* [Exercise objective]:
Show all lines of the listing that hold the word "көбінесе".

* [Material shown]:

......

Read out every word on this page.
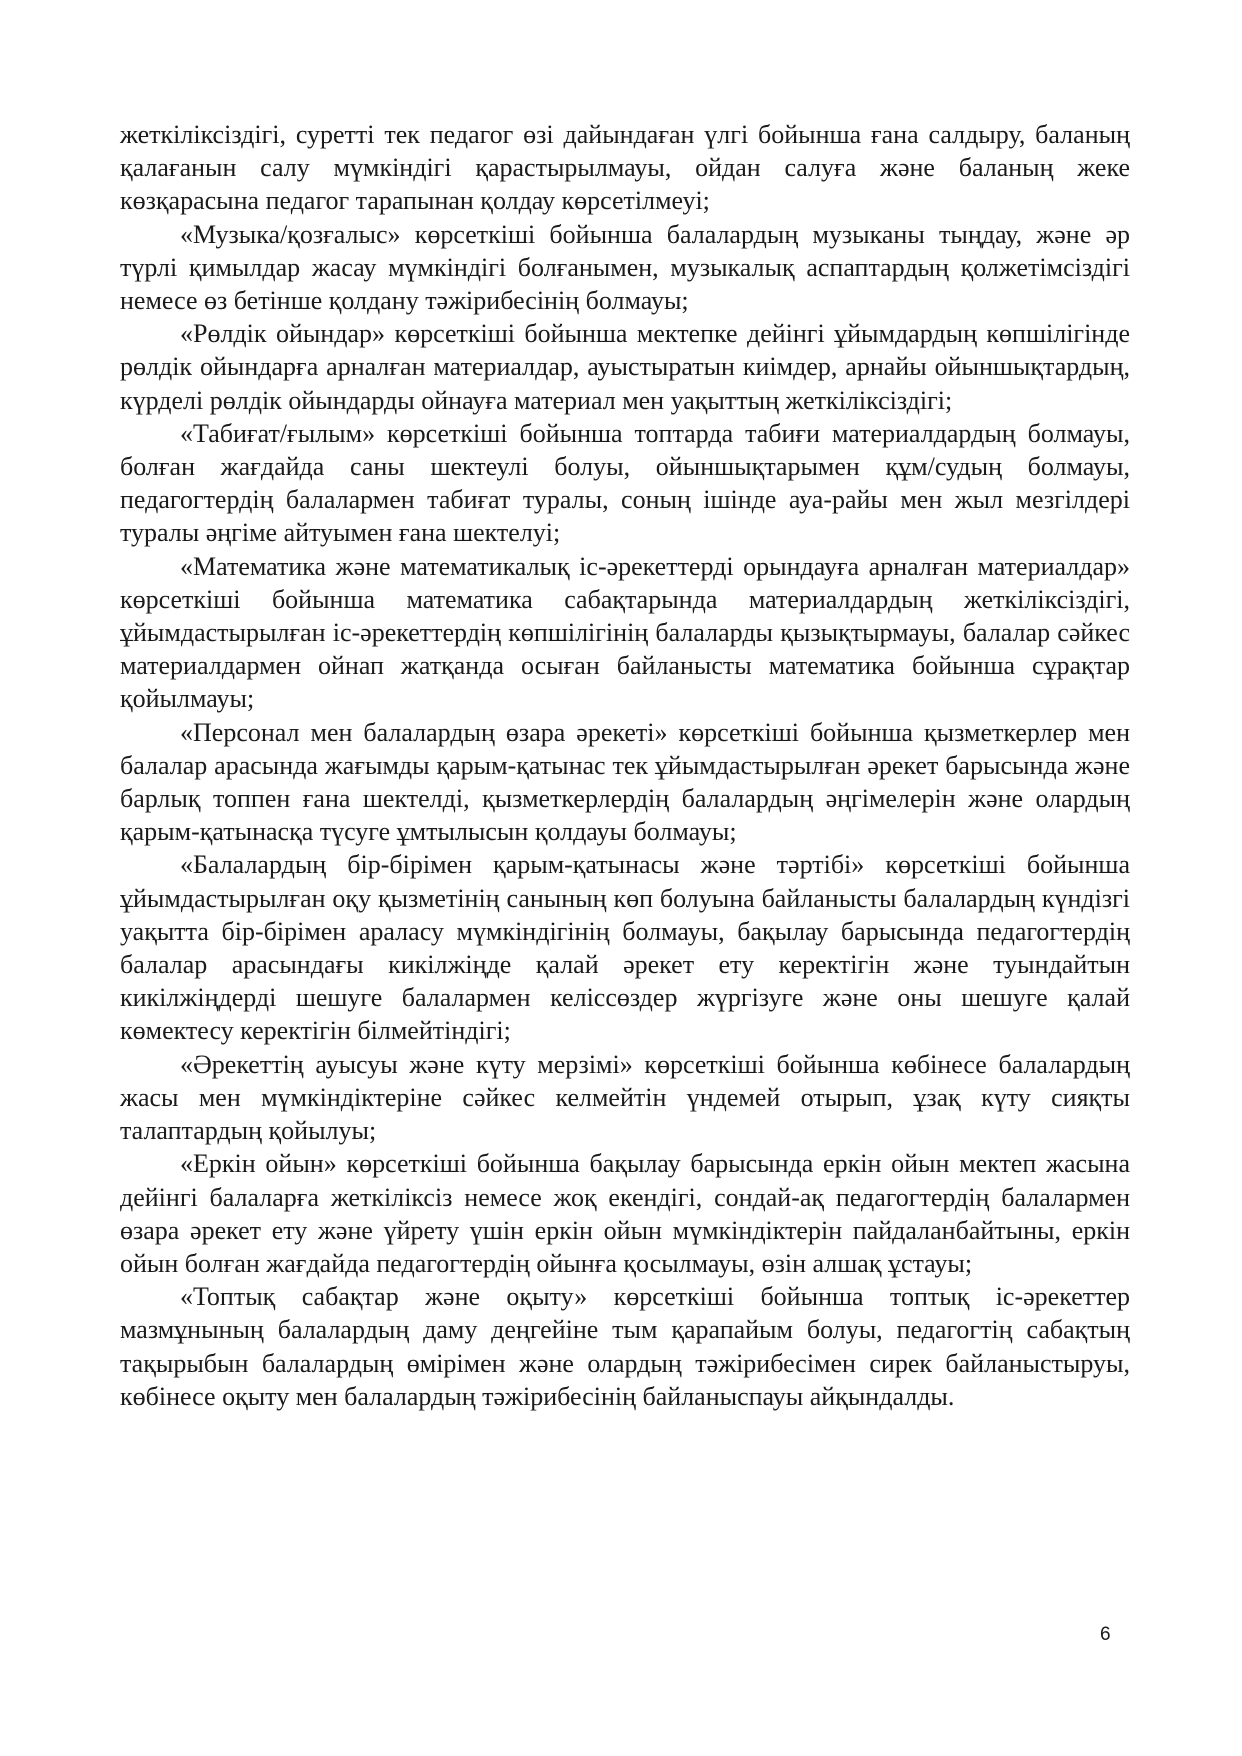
жеткіліксіздігі, суретті тек педагог өзі дайындаған үлгі бойынша ғана салдыру, баланың қалағанын салу мүмкіндігі қарастырылмауы, ойдан салуға және баланың жеке көзқарасына педагог тарапынан қолдау көрсетілмеуі;

«Музыка/қозғалыс» көрсеткіші бойынша балалардың музыканы тыңдау, және әр түрлі қимылдар жасау мүмкіндігі болғанымен, музыкалық аспаптардың қолжетімсіздігі немесе өз бетінше қолдану тәжірибесінің болмауы;

«Рөлдік ойындар» көрсеткіші бойынша мектепке дейінгі ұйымдардың көпшілігінде рөлдік ойындарға арналған материалдар, ауыстыратын киімдер, арнайы ойыншықтардың, күрделі рөлдік ойындарды ойнауға материал мен уақыттың жеткіліксіздігі;

«Табиғат/ғылым» көрсеткіші бойынша топтарда табиғи материалдардың болмауы, болған жағдайда саны шектеулі болуы, ойыншықтарымен құм/судың болмауы, педагогтердің балалармен табиғат туралы, соның ішінде ауа-райы мен жыл мезгілдері туралы әңгіме айтуымен ғана шектелуі;

«Математика және математикалық іс-әрекеттерді орындауға арналған материалдар» көрсеткіші бойынша математика сабақтарында материалдардың жеткіліксіздігі, ұйымдастырылған іс-әрекеттердің көпшілігінің балаларды қызықтырмауы, балалар сәйкес материалдармен ойнап жатқанда осыған байланысты математика бойынша сұрақтар қойылмауы;

«Персонал мен балалардың өзара әрекеті» көрсеткіші бойынша қызметкерлер мен балалар арасында жағымды қарым-қатынас тек ұйымдастырылған әрекет барысында және барлық топпен ғана шектелді, қызметкерлердің балалардың әңгімелерін және олардың қарым-қатынасқа түсуге ұмтылысын қолдауы болмауы;

«Балалардың бір-бірімен қарым-қатынасы және тәртібі» көрсеткіші бойынша ұйымдастырылған оқу қызметінің санының көп болуына байланысты балалардың күндізгі уақытта бір-бірімен араласу мүмкіндігінің болмауы, бақылау барысында педагогтердің балалар арасындағы кикілжіңде қалай әрекет ету керектігін және туындайтын кикілжіңдерді шешуге балалармен келіссөздер жүргізуге және оны шешуге қалай көмектесу керектігін білмейтіндігі;

«Әрекеттің ауысуы және күту мерзімі» көрсеткіші бойынша көбінесе балалардың жасы мен мүмкіндіктеріне сәйкес келмейтін үндемей отырып, ұзақ күту сияқты талаптардың қойылуы;

«Еркін ойын» көрсеткіші бойынша бақылау барысында еркін ойын мектеп жасына дейінгі балаларға жеткіліксіз немесе жоқ екендігі, сондай-ақ педагогтердің балалармен өзара әрекет ету және үйрету үшін еркін ойын мүмкіндіктерін пайдаланбайтыны, еркін ойын болған жағдайда педагогтердің ойынға қосылмауы, өзін алшақ ұстауы;

«Топтық сабақтар және оқыту» көрсеткіші бойынша топтық іс-әрекеттер мазмұнының балалардың даму деңгейіне тым қарапайым болуы, педагогтің сабақтың тақырыбын балалардың өмірімен және олардың тәжірибесімен сирек байланыстыруы, көбінесе оқыту мен балалардың тәжірибесінің байланыспауы айқындалды.

6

......

* [Result for this task]:
«Әрекеттің ауысуы және күту мерзімі» көрсеткіші бойынша көбінесе балалардың жасы мен мүмкіндіктеріне сәйкес келмейтін үндемей отырып, ұзақ күту сияқты талаптардың қойылуы;
«Топтық сабақтар және оқыту» көрсеткіші бойынша топтық іс-әрекеттер мазмұнының балалардың даму деңгейіне тым қарапайым болуы, педагогтің сабақтың тақырыбын балалардың өмірімен және олардың тәжірибесімен сирек байланыстыруы, көбінесе оқыту мен балалардың тәжірибесінің байланыспауы айқындалды.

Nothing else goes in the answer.